What you should do: Transcribe the material in full. Nothing should differ except that the pictures are left out.

(Stored records)
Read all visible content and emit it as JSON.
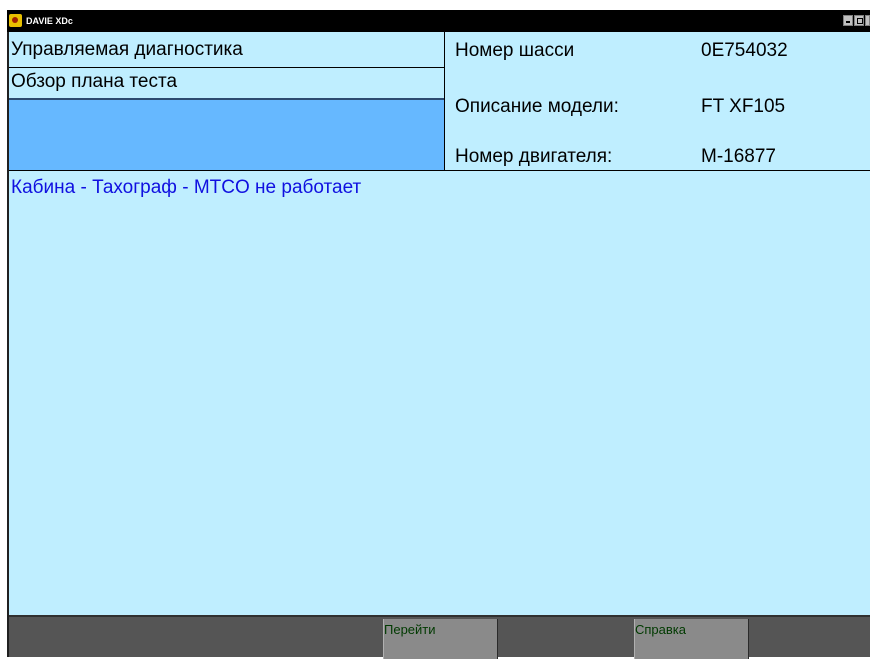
{
  "window": {
    "title": "DAVIE XDc"
  },
  "header": {
    "left": {
      "guided_diagnostics": "Управляемая диагностика",
      "test_plan_overview": "Обзор плана теста"
    },
    "vehicle": {
      "chassis_label": "Номер шасси",
      "chassis_value": "0E754032",
      "model_label": "Описание модели:",
      "model_value": "FT XF105",
      "engine_label": "Номер двигателя:",
      "engine_value": "M-16877"
    }
  },
  "main": {
    "symptom": "Кабина - Тахограф - MTCO не работает"
  },
  "bottombar": {
    "goto_label": "Перейти",
    "help_label": "Справка"
  },
  "colors": {
    "panel_background": "#bfeeff",
    "selected_row": "#66b8ff",
    "symptom_text": "#1010e0",
    "bottombar": "#555555",
    "function_key": "#8a8a8a"
  }
}
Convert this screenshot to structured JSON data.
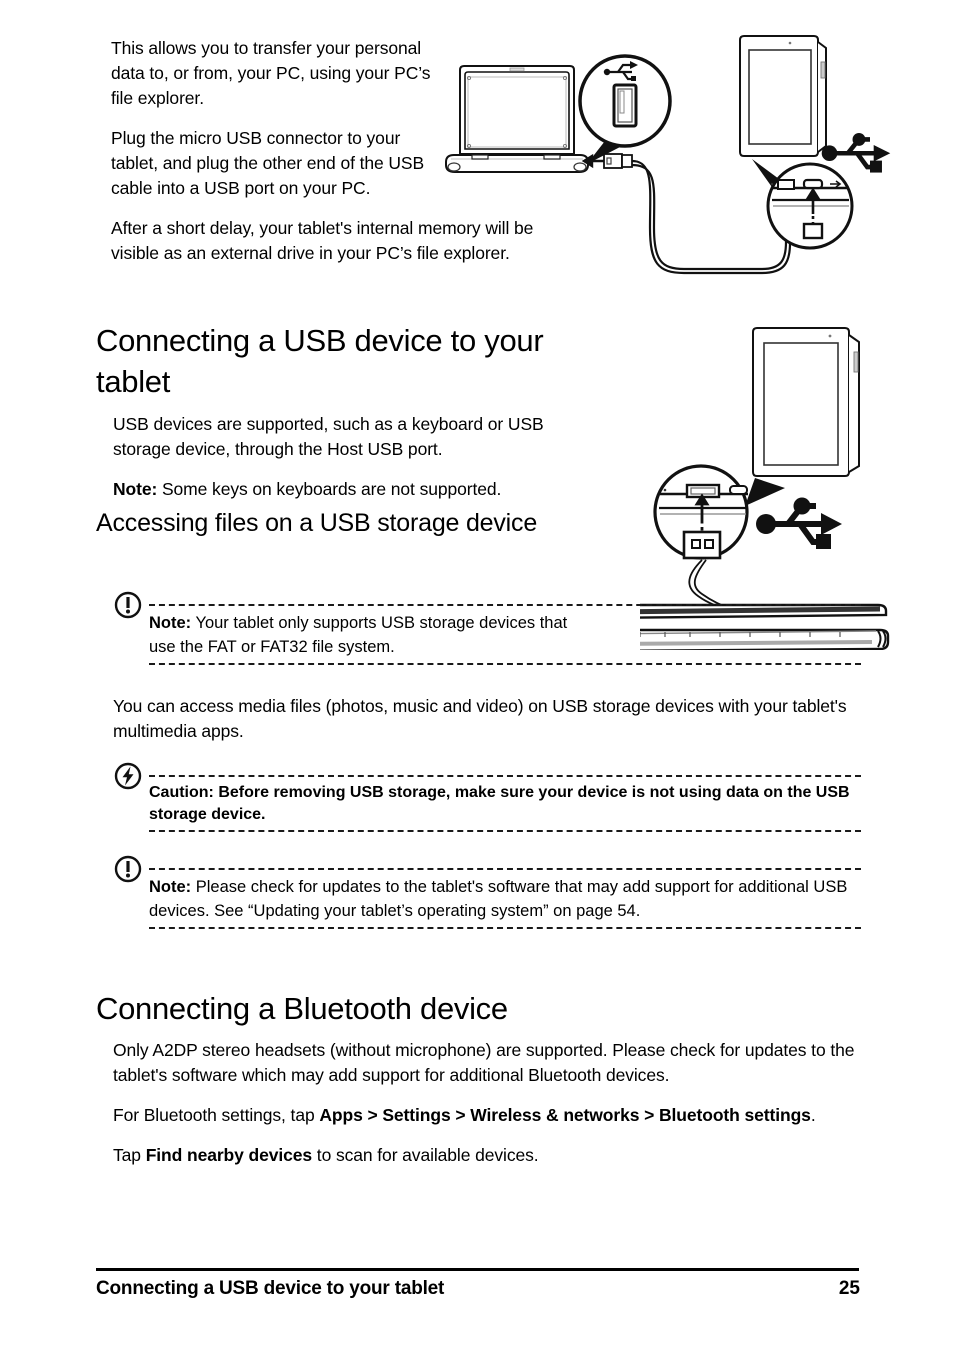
{
  "page": {
    "number": "25",
    "footer_title": "Connecting a USB device to your tablet"
  },
  "intro": {
    "p1": "This allows you to transfer your personal data to, or from, your PC, using your PC’s file explorer.",
    "p2": "Plug the micro USB connector to your tablet, and plug the other end of the USB cable into a USB port on your PC.",
    "p3": "After a short delay, your tablet's internal memory will be visible as an external drive in your PC’s file explorer."
  },
  "section_usb": {
    "heading": "Connecting a USB device to your tablet",
    "p1": "USB devices are supported, such as a keyboard or USB storage device, through the Host USB port.",
    "note_label": "Note:",
    "note_text": " Some keys on keyboards are not supported."
  },
  "subsection_files": {
    "heading": "Accessing files on a USB storage device",
    "note1": {
      "icon": "note-exclamation-icon",
      "label": "Note:",
      "text": " Your tablet only supports USB storage devices that use the FAT or FAT32 file system."
    },
    "p1": "You can access media files (photos, music and video) on USB storage devices with your tablet's multimedia apps.",
    "caution": {
      "icon": "caution-lightning-icon",
      "text": "Caution: Before removing USB storage, make sure your device is not using data on the USB storage device."
    },
    "note2": {
      "icon": "note-exclamation-icon",
      "label": "Note:",
      "text": " Please check for updates to the tablet's software that may add support for additional USB devices. See “Updating your tablet’s operating system” on page 54."
    }
  },
  "section_bluetooth": {
    "heading": "Connecting a Bluetooth device",
    "p1": "Only A2DP stereo headsets (without microphone) are supported. Please check for updates to the tablet's software which may add support for additional Bluetooth devices.",
    "p2_prefix": "For Bluetooth settings, tap ",
    "p2_bold": "Apps > Settings > Wireless & networks > Bluetooth settings",
    "p2_suffix": ".",
    "p3_prefix": "Tap ",
    "p3_bold": "Find nearby devices",
    "p3_suffix": " to scan for available devices."
  },
  "illustration_top": {
    "name": "laptop-to-tablet-usb-diagram",
    "parts": [
      "laptop",
      "usb-port-magnifier",
      "usb-cable",
      "tablet",
      "micro-usb-port-magnifier",
      "usb-logo"
    ]
  },
  "illustration_bottom": {
    "name": "tablet-host-usb-keyboard-diagram",
    "parts": [
      "tablet",
      "host-usb-port-magnifier",
      "usb-logo",
      "keyboard"
    ]
  },
  "colors": {
    "ink": "#000000",
    "paper": "#ffffff",
    "line": "#1a1a1a"
  }
}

Correct answer:
Read all visible content and emit it as JSON.
{
  "window": {
    "title": "DAVIE XDc"
  },
  "header": {
    "left": {
      "guided_diagnostics": "Управляемая диагностика",
      "test_plan_overview": "Обзор плана теста"
    },
    "vehicle": {
      "chassis_label": "Номер шасси",
      "chassis_value": "0E754032",
      "model_label": "Описание модели:",
      "model_value": "FT XF105",
      "engine_label": "Номер двигателя:",
      "engine_value": "M-16877"
    }
  },
  "main": {
    "symptom": "Кабина - Тахограф - MTCO не работает"
  },
  "bottombar": {
    "goto_label": "Перейти",
    "help_label": "Справка"
  },
  "colors": {
    "panel_background": "#bfeeff",
    "selected_row": "#66b8ff",
    "symptom_text": "#1010e0",
    "bottombar": "#555555",
    "function_key": "#8a8a8a"
  }
}
Convert this screenshot to structured JSON data.
{
  "page": {
    "number": "25",
    "footer_title": "Connecting a USB device to your tablet"
  },
  "intro": {
    "p1": "This allows you to transfer your personal data to, or from, your PC, using your PC’s file explorer.",
    "p2": "Plug the micro USB connector to your tablet, and plug the other end of the USB cable into a USB port on your PC.",
    "p3": "After a short delay, your tablet's internal memory will be visible as an external drive in your PC’s file explorer."
  },
  "section_usb": {
    "heading": "Connecting a USB device to your tablet",
    "p1": "USB devices are supported, such as a keyboard or USB storage device, through the Host USB port.",
    "note_label": "Note:",
    "note_text": " Some keys on keyboards are not supported."
  },
  "subsection_files": {
    "heading": "Accessing files on a USB storage device",
    "note1": {
      "icon": "note-exclamation-icon",
      "label": "Note:",
      "text": " Your tablet only supports USB storage devices that use the FAT or FAT32 file system."
    },
    "p1": "You can access media files (photos, music and video) on USB storage devices with your tablet's multimedia apps.",
    "caution": {
      "icon": "caution-lightning-icon",
      "text": "Caution: Before removing USB storage, make sure your device is not using data on the USB storage device."
    },
    "note2": {
      "icon": "note-exclamation-icon",
      "label": "Note:",
      "text": " Please check for updates to the tablet's software that may add support for additional USB devices. See “Updating your tablet’s operating system” on page 54."
    }
  },
  "section_bluetooth": {
    "heading": "Connecting a Bluetooth device",
    "p1": "Only A2DP stereo headsets (without microphone) are supported. Please check for updates to the tablet's software which may add support for additional Bluetooth devices.",
    "p2_prefix": "For Bluetooth settings, tap ",
    "p2_bold": "Apps > Settings > Wireless & networks > Bluetooth settings",
    "p2_suffix": ".",
    "p3_prefix": "Tap ",
    "p3_bold": "Find nearby devices",
    "p3_suffix": " to scan for available devices."
  },
  "illustration_top": {
    "name": "laptop-to-tablet-usb-diagram",
    "parts": [
      "laptop",
      "usb-port-magnifier",
      "usb-cable",
      "tablet",
      "micro-usb-port-magnifier",
      "usb-logo"
    ]
  },
  "illustration_bottom": {
    "name": "tablet-host-usb-keyboard-diagram",
    "parts": [
      "tablet",
      "host-usb-port-magnifier",
      "usb-logo",
      "keyboard"
    ]
  },
  "colors": {
    "ink": "#000000",
    "paper": "#ffffff",
    "line": "#1a1a1a"
  }
}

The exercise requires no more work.